# Start of Given information
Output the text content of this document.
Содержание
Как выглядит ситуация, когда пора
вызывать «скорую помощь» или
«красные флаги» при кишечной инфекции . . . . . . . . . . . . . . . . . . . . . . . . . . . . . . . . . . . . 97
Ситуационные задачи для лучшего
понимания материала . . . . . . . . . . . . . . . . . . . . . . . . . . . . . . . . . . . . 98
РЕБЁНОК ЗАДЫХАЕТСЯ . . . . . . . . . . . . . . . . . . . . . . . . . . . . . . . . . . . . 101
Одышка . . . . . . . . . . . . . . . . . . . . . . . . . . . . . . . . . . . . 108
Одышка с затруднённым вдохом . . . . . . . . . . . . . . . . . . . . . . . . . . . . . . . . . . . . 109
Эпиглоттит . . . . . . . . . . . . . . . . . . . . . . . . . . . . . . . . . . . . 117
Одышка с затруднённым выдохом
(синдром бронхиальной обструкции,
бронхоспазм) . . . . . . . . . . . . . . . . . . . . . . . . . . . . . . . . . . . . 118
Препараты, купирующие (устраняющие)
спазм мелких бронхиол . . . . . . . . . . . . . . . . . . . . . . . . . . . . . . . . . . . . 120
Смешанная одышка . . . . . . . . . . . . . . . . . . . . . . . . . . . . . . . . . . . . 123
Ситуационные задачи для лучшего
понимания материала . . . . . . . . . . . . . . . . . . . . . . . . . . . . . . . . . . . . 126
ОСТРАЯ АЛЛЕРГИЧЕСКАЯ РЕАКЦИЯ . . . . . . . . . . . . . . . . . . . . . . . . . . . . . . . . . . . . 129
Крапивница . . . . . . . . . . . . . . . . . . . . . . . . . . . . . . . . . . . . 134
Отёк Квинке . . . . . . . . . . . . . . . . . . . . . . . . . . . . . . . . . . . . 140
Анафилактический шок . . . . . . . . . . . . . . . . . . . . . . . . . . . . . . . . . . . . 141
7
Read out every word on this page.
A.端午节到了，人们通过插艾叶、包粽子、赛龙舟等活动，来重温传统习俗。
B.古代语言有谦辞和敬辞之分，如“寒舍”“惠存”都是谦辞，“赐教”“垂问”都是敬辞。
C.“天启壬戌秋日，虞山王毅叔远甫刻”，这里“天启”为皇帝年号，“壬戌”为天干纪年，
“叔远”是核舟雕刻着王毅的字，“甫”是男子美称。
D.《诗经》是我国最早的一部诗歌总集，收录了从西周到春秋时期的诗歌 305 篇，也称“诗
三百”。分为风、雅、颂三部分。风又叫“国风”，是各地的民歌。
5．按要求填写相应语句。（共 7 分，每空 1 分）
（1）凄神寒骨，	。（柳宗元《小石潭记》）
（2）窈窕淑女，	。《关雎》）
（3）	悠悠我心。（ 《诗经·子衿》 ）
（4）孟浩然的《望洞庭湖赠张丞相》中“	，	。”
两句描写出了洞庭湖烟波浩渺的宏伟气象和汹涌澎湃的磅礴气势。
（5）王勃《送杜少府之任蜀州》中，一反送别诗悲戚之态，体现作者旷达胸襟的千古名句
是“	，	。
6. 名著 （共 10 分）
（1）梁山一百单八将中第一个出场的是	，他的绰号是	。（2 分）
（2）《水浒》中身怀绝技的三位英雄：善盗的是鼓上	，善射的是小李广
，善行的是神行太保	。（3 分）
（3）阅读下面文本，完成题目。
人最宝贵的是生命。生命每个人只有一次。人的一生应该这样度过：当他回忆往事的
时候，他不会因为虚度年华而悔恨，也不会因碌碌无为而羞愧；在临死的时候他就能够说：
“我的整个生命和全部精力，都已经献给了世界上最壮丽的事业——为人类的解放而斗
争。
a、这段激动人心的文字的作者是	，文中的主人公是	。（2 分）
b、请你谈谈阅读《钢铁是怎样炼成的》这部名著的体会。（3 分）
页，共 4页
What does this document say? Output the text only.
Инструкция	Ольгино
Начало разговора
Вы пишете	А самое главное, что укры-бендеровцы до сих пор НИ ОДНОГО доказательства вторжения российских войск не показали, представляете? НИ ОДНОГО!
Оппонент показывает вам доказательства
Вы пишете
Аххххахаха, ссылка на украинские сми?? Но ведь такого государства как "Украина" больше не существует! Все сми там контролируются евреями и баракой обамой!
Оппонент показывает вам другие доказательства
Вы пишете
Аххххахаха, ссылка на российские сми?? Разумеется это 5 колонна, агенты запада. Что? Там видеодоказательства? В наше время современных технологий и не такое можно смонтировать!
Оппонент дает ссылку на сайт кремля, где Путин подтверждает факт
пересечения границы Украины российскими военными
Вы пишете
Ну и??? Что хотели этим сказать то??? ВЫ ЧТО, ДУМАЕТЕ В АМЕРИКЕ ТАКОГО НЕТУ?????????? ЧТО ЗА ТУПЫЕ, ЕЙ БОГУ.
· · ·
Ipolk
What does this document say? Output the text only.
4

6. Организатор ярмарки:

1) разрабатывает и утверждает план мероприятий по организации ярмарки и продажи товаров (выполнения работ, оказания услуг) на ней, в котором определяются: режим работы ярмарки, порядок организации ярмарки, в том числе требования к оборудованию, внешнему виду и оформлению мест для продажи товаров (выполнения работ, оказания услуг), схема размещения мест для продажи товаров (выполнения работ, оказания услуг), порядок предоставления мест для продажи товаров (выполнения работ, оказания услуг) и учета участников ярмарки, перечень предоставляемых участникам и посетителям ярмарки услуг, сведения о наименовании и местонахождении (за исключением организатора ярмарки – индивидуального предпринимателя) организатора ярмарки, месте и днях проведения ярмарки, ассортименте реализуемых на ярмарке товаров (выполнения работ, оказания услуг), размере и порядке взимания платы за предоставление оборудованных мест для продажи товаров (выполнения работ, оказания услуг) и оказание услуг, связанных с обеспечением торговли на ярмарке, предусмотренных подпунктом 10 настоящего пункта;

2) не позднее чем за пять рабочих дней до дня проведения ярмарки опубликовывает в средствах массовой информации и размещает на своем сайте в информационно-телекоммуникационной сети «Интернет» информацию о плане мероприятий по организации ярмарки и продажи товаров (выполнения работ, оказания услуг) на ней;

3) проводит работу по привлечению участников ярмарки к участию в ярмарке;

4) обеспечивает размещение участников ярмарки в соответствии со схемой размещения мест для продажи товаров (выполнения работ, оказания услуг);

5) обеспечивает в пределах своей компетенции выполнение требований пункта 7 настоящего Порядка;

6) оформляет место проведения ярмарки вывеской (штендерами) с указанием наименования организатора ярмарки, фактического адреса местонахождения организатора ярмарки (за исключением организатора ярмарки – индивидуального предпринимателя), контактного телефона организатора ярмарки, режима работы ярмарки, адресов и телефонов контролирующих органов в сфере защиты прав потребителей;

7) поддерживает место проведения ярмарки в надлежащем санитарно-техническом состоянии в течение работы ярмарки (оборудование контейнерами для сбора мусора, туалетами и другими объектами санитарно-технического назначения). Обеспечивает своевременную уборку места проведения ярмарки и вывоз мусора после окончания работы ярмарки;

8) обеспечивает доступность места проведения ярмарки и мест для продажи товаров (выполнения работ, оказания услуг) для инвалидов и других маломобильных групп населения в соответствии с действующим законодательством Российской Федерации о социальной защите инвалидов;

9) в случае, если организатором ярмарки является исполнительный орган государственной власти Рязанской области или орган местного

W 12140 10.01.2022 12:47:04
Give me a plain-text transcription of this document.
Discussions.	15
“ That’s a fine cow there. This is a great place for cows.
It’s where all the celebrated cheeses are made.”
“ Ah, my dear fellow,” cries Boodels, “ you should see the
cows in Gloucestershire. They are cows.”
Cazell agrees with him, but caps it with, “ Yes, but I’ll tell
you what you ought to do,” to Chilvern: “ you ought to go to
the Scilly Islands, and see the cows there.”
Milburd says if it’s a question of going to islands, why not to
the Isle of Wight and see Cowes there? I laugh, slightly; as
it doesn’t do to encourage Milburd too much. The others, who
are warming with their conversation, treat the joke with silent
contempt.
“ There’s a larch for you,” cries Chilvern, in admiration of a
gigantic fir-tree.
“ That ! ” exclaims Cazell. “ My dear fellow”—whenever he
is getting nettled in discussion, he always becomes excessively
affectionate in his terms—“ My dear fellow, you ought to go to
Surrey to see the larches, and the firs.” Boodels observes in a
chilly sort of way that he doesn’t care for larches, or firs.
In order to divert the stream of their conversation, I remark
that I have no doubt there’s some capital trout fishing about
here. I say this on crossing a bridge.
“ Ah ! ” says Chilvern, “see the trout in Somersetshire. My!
# End of Given information
(Written task)
Go through the entries and return each line where the word "conversation" appears.

(Task response)
are warming with their conversation, treat the joke with silent
In order to divert the stream of their conversation, I remark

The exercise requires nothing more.